Figure record listings:
※
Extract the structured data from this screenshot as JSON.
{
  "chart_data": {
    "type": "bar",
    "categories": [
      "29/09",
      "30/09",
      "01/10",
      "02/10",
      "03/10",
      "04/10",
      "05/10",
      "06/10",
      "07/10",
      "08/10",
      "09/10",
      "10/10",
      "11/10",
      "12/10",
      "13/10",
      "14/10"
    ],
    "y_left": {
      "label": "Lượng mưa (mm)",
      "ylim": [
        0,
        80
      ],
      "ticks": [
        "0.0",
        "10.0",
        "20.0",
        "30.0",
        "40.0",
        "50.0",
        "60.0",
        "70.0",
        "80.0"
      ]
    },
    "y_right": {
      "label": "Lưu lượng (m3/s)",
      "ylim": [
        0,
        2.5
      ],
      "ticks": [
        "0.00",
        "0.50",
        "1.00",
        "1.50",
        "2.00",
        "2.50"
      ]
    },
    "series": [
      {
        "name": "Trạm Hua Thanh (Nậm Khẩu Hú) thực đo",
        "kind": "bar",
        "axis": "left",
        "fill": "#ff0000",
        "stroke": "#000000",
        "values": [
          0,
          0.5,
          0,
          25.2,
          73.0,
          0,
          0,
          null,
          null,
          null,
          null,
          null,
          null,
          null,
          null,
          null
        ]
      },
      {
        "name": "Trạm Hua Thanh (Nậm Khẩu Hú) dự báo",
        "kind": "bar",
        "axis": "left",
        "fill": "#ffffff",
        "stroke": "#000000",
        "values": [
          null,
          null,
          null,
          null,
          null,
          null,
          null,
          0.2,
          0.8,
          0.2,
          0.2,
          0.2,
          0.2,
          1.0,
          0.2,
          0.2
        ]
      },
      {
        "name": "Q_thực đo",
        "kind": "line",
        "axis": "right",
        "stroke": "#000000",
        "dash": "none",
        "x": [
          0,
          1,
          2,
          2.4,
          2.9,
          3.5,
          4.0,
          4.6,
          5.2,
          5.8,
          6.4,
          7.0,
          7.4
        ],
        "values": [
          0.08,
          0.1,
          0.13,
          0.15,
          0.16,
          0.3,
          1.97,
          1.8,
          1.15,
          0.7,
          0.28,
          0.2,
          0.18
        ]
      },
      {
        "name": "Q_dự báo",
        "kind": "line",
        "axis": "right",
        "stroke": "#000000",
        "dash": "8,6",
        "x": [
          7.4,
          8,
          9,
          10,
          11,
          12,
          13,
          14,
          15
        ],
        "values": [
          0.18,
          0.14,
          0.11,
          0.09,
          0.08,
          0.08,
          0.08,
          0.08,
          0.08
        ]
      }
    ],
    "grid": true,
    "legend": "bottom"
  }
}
※
=== GIVEN PROBLEM ===
Work out how many lines of the data hold the string "Trạm". Reply with that number alone.

=== SOLUTION BELOW ===
2